> _BRIEF_
Report every line from the material that contains the word "Secondary".

* Begin MATERIAL TO PROCESS *

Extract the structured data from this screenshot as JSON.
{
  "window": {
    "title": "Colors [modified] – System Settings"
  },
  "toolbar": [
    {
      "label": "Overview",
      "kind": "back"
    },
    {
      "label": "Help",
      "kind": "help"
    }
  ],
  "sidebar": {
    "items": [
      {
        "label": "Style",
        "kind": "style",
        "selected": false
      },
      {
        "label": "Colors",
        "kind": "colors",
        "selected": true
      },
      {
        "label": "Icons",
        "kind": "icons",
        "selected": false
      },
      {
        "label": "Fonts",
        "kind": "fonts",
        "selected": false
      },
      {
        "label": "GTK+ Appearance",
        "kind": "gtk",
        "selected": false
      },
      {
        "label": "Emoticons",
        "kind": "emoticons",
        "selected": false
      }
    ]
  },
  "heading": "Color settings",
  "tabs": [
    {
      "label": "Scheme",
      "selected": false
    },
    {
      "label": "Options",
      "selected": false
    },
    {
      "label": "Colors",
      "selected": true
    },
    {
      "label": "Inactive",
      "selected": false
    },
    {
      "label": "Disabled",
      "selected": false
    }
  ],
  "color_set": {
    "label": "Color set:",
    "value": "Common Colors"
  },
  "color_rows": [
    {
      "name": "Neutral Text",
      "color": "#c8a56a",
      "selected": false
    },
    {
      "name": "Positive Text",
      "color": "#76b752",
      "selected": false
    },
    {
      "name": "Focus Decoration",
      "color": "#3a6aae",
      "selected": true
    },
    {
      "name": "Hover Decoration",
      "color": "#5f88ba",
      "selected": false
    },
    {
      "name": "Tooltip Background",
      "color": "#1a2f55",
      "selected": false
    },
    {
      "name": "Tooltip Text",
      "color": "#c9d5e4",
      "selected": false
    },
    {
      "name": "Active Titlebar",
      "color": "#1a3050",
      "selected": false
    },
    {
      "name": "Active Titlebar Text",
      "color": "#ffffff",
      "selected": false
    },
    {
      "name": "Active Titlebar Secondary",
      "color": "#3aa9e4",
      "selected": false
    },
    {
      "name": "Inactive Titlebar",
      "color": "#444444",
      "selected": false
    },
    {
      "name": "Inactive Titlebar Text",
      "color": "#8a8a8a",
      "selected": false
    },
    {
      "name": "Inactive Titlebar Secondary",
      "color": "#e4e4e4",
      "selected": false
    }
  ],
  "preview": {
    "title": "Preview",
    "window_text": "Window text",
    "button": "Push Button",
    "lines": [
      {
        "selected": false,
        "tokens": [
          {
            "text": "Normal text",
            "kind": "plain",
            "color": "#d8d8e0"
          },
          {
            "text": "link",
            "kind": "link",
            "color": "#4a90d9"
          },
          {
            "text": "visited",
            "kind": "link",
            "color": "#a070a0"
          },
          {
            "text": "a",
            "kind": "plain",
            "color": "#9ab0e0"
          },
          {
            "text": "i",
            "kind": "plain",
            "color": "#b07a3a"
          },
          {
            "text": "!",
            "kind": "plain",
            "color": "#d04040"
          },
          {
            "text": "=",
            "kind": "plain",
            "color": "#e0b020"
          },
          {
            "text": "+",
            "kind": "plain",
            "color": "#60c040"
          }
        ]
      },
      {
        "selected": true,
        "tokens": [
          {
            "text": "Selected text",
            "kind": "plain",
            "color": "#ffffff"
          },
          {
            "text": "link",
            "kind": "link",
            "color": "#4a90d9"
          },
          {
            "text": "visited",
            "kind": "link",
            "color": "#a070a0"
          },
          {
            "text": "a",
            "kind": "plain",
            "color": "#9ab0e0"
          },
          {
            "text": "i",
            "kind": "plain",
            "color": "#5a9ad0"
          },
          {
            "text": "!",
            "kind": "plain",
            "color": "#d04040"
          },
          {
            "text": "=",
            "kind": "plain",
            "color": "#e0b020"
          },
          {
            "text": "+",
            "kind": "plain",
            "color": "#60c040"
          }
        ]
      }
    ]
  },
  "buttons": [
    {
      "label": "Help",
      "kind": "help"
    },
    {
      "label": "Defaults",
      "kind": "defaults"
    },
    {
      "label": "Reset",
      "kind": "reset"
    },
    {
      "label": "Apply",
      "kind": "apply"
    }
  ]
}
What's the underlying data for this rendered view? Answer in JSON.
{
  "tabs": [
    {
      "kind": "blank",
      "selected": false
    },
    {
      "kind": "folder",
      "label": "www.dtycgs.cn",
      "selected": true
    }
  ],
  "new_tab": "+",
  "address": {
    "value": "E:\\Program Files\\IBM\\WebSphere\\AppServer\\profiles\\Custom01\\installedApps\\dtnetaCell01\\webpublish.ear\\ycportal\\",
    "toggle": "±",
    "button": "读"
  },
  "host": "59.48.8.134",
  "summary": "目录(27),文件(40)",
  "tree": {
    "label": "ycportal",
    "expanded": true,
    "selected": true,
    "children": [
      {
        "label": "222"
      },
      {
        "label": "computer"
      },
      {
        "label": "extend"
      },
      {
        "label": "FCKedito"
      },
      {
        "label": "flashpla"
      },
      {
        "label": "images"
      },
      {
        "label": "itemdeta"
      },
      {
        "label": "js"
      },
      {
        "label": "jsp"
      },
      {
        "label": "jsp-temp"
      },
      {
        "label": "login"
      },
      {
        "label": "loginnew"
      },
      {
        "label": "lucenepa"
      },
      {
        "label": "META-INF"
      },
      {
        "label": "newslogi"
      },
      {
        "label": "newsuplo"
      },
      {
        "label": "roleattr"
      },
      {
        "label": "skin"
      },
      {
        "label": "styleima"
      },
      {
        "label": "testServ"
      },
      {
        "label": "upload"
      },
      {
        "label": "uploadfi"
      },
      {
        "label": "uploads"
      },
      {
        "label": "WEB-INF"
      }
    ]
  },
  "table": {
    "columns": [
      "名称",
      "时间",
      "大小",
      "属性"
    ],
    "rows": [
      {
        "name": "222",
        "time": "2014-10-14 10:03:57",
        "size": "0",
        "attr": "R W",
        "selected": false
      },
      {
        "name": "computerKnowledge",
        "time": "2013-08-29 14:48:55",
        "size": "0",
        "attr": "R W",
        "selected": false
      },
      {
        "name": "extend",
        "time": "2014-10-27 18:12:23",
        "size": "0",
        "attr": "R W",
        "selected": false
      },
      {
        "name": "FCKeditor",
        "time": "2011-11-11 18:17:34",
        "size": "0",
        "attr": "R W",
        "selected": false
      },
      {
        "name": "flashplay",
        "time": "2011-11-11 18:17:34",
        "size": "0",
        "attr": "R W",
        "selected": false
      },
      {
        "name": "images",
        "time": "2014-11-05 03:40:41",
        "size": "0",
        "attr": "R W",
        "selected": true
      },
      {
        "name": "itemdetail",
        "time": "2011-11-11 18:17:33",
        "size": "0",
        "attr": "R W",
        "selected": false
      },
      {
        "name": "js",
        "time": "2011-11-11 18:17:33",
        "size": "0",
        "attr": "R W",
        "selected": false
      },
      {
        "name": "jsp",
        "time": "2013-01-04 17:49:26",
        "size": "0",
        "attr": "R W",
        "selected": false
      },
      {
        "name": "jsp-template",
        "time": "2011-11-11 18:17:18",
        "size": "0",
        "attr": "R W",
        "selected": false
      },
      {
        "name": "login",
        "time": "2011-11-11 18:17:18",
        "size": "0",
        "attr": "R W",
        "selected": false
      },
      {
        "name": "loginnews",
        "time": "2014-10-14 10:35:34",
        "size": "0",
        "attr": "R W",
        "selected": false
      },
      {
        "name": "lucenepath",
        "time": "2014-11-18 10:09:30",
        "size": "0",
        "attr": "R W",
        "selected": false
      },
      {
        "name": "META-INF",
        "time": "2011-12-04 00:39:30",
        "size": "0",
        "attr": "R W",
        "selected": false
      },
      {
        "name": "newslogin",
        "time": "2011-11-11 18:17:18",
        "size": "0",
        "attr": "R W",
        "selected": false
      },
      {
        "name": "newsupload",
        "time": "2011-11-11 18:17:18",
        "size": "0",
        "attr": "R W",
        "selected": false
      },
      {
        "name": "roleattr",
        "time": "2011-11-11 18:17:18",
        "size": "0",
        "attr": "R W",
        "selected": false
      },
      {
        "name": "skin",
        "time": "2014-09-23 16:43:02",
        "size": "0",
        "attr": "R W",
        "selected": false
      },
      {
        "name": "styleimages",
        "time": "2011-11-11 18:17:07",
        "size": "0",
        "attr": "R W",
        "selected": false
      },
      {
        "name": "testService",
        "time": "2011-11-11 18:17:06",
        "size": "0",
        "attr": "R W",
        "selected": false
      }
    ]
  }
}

* End MATERIAL TO PROCESS *

> _COMPLETE RESPONSE_
      "name": "Active Titlebar Secondary",
      "name": "Inactive Titlebar Secondary",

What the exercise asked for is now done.